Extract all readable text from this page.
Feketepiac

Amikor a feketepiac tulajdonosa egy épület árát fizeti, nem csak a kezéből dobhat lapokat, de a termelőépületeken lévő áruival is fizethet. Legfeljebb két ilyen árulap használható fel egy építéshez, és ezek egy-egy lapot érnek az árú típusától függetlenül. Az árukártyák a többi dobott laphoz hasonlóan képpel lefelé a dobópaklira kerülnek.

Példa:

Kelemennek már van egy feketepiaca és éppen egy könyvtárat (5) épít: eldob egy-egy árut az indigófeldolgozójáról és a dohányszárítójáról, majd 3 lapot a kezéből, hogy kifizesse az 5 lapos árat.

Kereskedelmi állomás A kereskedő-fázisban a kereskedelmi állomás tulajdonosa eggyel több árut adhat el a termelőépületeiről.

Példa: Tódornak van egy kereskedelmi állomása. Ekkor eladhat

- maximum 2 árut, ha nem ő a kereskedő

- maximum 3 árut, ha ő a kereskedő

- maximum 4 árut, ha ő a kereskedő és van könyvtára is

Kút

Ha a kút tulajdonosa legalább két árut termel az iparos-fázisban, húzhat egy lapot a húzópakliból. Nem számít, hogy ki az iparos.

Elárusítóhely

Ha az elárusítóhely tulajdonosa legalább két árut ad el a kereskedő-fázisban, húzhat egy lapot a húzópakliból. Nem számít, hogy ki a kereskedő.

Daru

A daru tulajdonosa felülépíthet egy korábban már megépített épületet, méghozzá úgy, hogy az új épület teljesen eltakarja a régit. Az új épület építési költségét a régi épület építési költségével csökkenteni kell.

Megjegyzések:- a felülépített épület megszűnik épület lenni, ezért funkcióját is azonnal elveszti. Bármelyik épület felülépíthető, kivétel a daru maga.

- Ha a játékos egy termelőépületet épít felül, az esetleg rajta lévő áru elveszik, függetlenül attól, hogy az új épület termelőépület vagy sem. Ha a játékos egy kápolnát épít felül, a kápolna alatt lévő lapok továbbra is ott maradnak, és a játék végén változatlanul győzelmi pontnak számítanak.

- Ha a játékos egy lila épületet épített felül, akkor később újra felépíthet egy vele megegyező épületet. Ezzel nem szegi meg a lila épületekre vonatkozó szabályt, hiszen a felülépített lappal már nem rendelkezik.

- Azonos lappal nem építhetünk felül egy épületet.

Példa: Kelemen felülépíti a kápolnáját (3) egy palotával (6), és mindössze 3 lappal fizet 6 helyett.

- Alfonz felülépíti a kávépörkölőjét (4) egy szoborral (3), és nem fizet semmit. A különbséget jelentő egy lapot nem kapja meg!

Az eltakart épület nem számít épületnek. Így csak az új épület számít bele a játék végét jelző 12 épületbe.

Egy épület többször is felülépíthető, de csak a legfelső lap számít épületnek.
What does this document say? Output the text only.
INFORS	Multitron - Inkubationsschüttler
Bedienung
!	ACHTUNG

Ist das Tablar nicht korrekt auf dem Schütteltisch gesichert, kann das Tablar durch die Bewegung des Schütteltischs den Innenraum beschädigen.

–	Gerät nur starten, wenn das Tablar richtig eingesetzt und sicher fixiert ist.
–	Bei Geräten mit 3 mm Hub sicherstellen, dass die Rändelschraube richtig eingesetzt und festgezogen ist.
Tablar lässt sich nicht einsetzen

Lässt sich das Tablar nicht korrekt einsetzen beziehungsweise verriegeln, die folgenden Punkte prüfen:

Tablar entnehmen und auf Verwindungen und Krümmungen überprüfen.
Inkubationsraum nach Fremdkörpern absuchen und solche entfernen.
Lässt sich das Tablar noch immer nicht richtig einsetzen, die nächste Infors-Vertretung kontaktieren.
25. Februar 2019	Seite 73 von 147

——

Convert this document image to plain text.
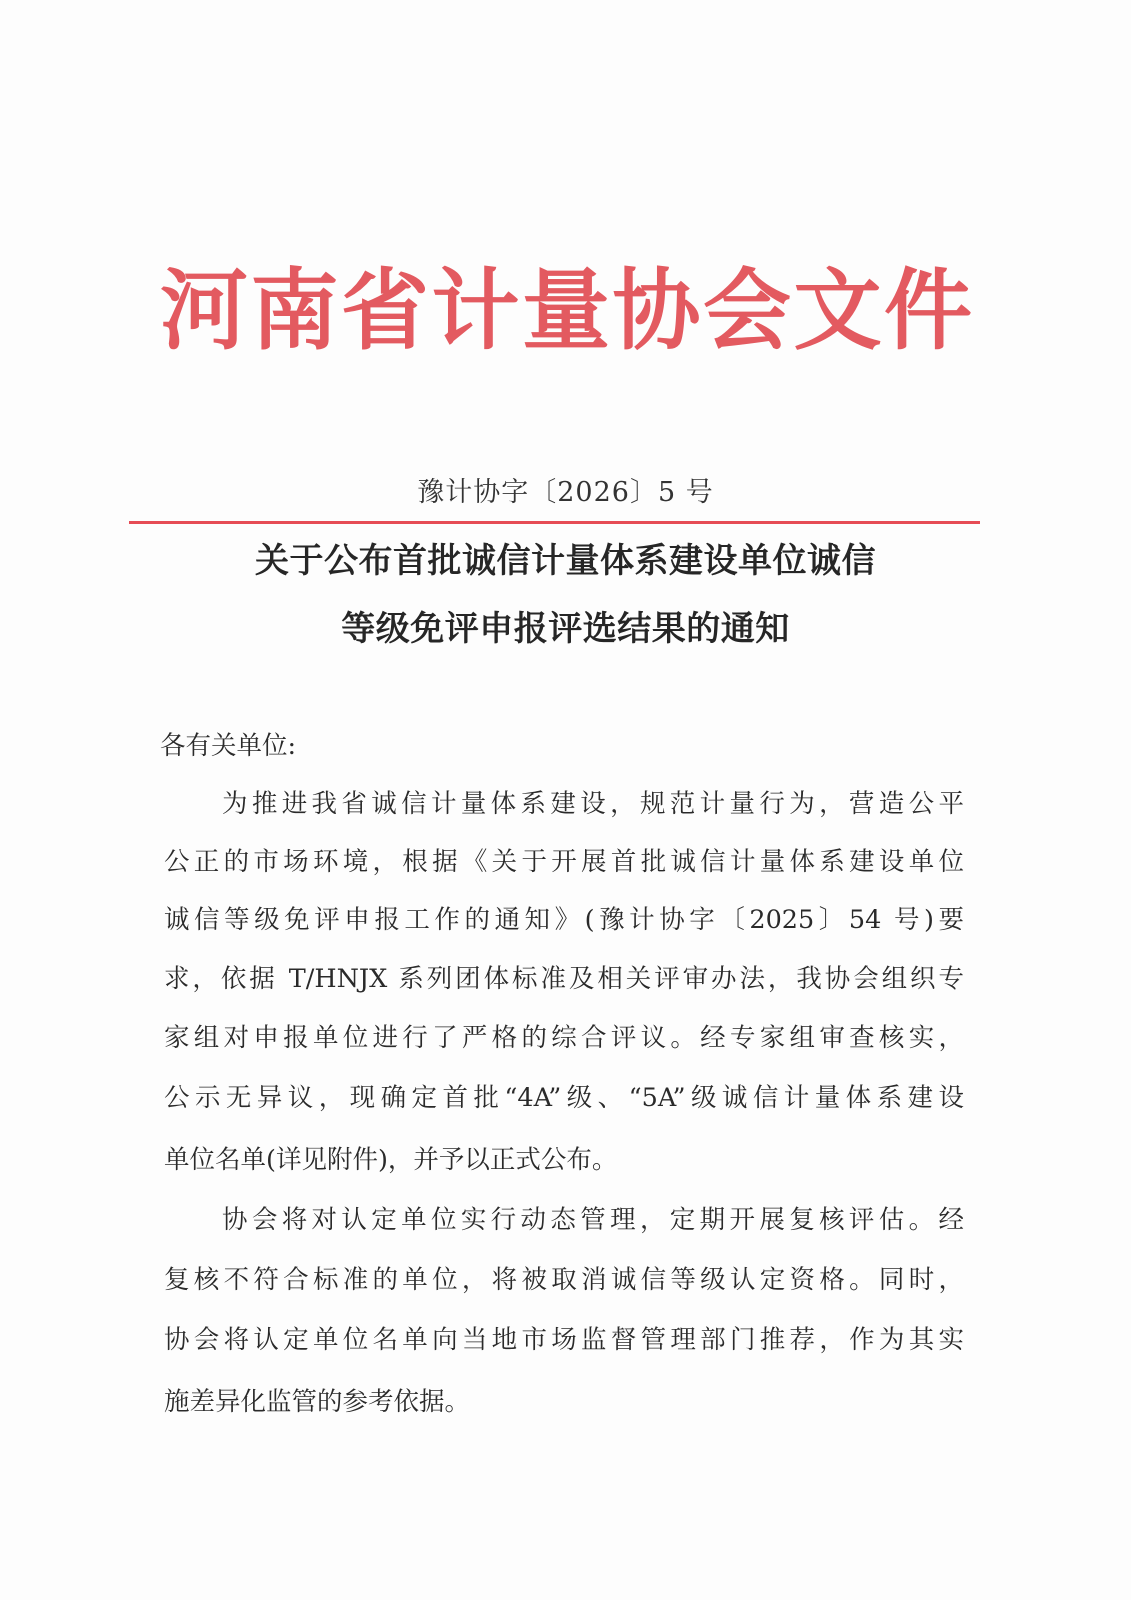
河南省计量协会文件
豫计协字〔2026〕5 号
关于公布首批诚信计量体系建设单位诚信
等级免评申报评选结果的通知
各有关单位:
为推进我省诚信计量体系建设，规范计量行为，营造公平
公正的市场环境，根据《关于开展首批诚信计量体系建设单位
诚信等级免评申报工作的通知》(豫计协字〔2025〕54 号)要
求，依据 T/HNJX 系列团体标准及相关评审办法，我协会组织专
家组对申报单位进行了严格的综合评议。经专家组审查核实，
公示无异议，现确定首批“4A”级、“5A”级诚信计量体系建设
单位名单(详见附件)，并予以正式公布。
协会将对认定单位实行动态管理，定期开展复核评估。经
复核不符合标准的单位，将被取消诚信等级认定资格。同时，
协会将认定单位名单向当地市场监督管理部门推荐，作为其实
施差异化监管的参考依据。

——

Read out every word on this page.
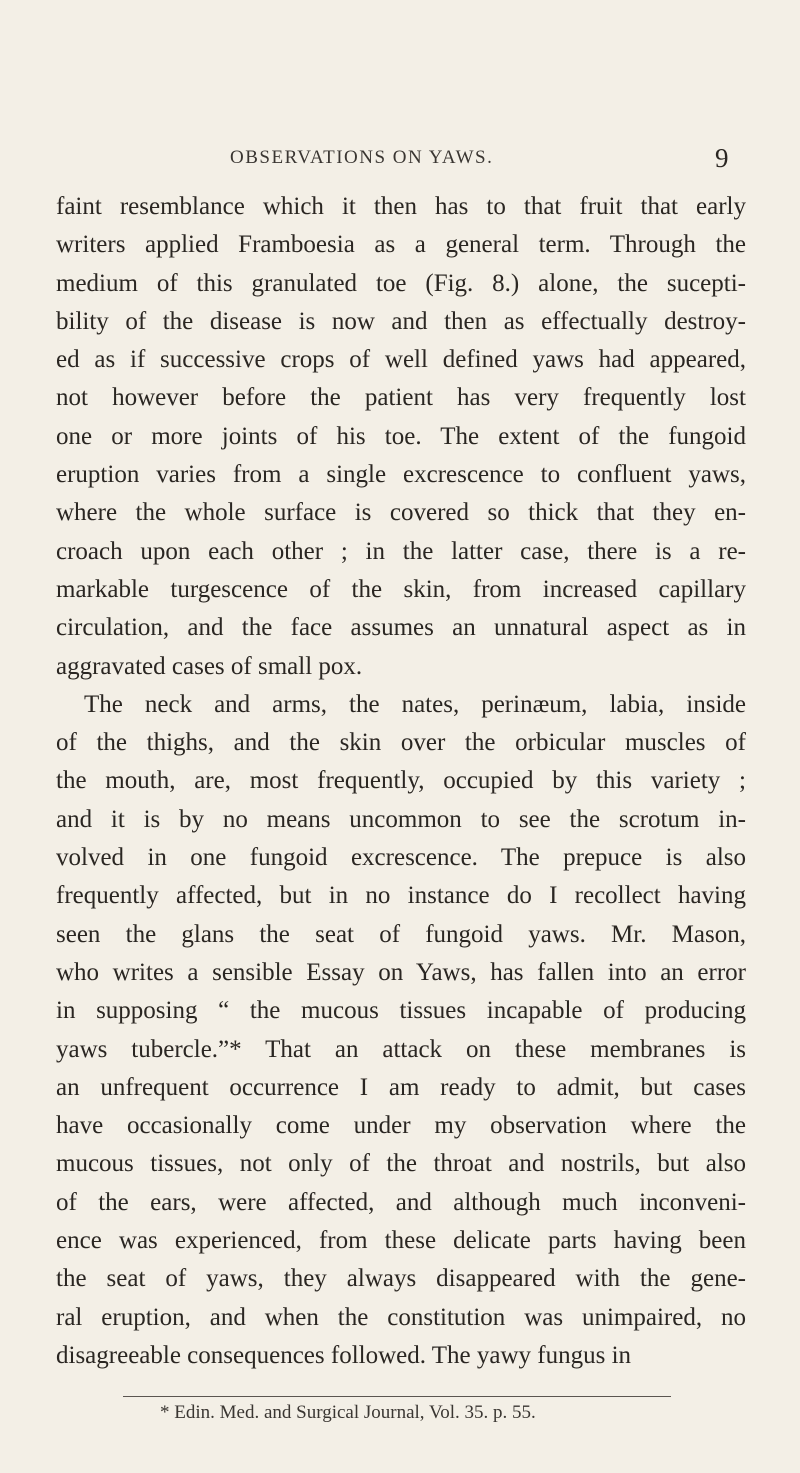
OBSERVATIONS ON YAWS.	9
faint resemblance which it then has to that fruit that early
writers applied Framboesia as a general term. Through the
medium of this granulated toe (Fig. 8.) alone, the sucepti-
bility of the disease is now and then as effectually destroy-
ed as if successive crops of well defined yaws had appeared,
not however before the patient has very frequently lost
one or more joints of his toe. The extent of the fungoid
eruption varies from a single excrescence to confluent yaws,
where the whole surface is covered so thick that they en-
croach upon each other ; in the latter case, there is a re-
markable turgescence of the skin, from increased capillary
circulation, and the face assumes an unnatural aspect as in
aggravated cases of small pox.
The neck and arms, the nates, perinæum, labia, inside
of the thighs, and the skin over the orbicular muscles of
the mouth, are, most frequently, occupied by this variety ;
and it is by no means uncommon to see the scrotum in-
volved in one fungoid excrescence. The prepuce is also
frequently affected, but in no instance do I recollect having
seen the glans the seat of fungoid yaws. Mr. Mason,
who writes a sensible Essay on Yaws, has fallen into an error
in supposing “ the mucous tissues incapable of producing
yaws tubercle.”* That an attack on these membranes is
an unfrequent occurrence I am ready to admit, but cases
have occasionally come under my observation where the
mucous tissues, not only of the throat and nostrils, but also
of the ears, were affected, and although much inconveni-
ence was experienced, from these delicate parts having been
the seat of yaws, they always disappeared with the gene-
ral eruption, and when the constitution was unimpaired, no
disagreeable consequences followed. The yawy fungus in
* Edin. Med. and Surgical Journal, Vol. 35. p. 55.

——

YOUR GOAL
Locate the word "felülépíti" in the records and collect each line it appears in.

RESPONSE TO THIS EXERCISE
Példa: Kelemen felülépíti a kápolnáját (3) egy palotával (6), és mindössze 3 lappal fizet 6 helyett.
- Alfonz felülépíti a kávépörkölőjét (4) egy szoborral (3), és nem fizet semmit. A különbséget jelentő egy lapot nem kapja meg!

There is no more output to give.